EXERCISE TASK
Write out the data again in full, exactly as it reads.

SUPPLIED RECORDS
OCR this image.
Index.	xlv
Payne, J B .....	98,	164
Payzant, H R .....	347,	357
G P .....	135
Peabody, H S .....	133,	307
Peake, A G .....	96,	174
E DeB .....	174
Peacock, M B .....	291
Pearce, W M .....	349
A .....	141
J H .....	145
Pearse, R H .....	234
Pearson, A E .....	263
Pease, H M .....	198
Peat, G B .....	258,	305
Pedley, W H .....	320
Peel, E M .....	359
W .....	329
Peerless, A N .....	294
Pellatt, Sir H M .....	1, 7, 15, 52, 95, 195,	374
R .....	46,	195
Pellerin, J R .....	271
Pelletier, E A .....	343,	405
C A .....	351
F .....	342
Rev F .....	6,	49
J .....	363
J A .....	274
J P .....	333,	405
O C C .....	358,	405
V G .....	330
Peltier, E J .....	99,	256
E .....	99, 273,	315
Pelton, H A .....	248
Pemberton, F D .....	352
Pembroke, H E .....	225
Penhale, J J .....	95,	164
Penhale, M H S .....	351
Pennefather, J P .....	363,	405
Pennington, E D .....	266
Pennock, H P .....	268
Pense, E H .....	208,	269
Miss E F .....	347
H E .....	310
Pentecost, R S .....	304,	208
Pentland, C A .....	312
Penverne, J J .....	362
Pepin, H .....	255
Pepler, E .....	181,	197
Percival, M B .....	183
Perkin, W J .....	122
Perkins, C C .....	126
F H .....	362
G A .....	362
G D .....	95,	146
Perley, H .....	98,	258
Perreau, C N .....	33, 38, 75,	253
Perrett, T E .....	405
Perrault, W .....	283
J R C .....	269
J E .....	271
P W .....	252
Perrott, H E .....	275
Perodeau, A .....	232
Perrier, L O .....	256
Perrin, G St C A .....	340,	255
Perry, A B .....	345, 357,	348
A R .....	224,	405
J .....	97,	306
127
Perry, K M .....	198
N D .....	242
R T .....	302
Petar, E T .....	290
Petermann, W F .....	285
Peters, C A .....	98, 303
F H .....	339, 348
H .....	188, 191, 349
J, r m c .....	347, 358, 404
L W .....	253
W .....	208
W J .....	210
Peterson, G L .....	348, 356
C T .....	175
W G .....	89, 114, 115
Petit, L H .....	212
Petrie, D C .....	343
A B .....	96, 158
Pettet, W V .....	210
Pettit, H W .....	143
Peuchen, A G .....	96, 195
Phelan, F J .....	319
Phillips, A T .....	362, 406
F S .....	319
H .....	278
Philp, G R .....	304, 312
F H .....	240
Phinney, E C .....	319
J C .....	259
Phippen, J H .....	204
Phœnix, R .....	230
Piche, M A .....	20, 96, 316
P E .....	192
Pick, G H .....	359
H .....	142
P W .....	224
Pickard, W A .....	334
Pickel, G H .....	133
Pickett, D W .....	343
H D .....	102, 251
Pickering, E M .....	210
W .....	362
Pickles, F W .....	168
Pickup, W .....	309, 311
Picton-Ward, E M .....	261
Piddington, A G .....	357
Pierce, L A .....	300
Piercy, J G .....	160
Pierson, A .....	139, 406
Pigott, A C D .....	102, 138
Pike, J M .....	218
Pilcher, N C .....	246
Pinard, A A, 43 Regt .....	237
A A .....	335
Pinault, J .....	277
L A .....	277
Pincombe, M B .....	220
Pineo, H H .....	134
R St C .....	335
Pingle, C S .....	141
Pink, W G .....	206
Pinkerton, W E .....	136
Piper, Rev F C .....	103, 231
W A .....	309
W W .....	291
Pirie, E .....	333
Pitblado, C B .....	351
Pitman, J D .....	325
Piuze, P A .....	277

RESPONSE TO THE TASK
OCR this image.
Index.	xlv
Payne, J B .....	98,	164
Payzant, H R .....	347,	357
G P .....	135
Peabody, H S .....	133,	307
Peake, A G .....	96,	174
E DeB .....	174
Peacock, M B .....	291
Pearce, W M .....	349
A .....	141
J H .....	145
Pearse, R H .....	234
Pearson, A E .....	263
Pease, H M .....	198
Peat, G B .....	258,	305
Pedley, W H .....	320
Peel, E M .....	359
W .....	329
Peerless, A N .....	294
Pellatt, Sir H M .....	1, 7, 15, 52, 95, 195,	374
R .....	46,	195
Pellerin, J R .....	271
Pelletier, E A .....	343,	405
C A .....	351
F .....	342
Rev F .....	6,	49
J .....	363
J A .....	274
J P .....	333,	405
O C C .....	358,	405
V G .....	330
Peltier, E J .....	99,	256
E .....	99, 273,	315
Pelton, H A .....	248
Pemberton, F D .....	352
Pembroke, H E .....	225
Penhale, J J .....	95,	164
Penhale, M H S .....	351
Pennefather, J P .....	363,	405
Pennington, E D .....	266
Pennock, H P .....	268
Pense, E H .....	208,	269
Miss E F .....	347
H E .....	310
Pentecost, R S .....	304,	208
Pentland, C A .....	312
Penverne, J J .....	362
Pepin, H .....	255
Pepler, E .....	181,	197
Percival, M B .....	183
Perkin, W J .....	122
Perkins, C C .....	126
F H .....	362
G A .....	362
G D .....	95,	146
Perley, H .....	98,	258
Perreau, C N .....	33, 38, 75,	253
Perrett, T E .....	405
Perrault, W .....	283
J R C .....	269
J E .....	271
P W .....	252
Perrott, H E .....	275
Perodeau, A .....	232
Perrier, L O .....	256
Perrin, G St C A .....	340,	255
Perry, A B .....	345, 357,	348
A R .....	224,	405
J .....	97,	306
127
Perry, K M .....	198
N D .....	242
R T .....	302
Petar, E T .....	290
Petermann, W F .....	285
Peters, C A .....	98, 303
F H .....	339, 348
H .....	188, 191, 349
J, r m c .....	347, 358, 404
L W .....	253
W .....	208
W J .....	210
Peterson, G L .....	348, 356
C T .....	175
W G .....	89, 114, 115
Petit, L H .....	212
Petrie, D C .....	343
A B .....	96, 158
Pettet, W V .....	210
Pettit, H W .....	143
Peuchen, A G .....	96, 195
Phelan, F J .....	319
Phillips, A T .....	362, 406
F S .....	319
H .....	278
Philp, G R .....	304, 312
F H .....	240
Phinney, E C .....	319
J C .....	259
Phippen, J H .....	204
Phœnix, R .....	230
Piche, M A .....	20, 96, 316
P E .....	192
Pick, G H .....	359
H .....	142
P W .....	224
Pickard, W A .....	334
Pickel, G H .....	133
Pickett, D W .....	343
H D .....	102, 251
Pickering, E M .....	210
W .....	362
Pickles, F W .....	168
Pickup, W .....	309, 311
Picton-Ward, E M .....	261
Piddington, A G .....	357
Pierce, L A .....	300
Piercy, J G .....	160
Pierson, A .....	139, 406
Pigott, A C D .....	102, 138
Pike, J M .....	218
Pilcher, N C .....	246
Pinard, A A, 43 Regt .....	237
A A .....	335
Pinault, J .....	277
L A .....	277
Pincombe, M B .....	220
Pineo, H H .....	134
R St C .....	335
Pingle, C S .....	141
Pink, W G .....	206
Pinkerton, W E .....	136
Piper, Rev F C .....	103, 231
W A .....	309
W W .....	291
Pirie, E .....	333
Pitblado, C B .....	351
Pitman, J D .....	325
Piuze, P A .....	277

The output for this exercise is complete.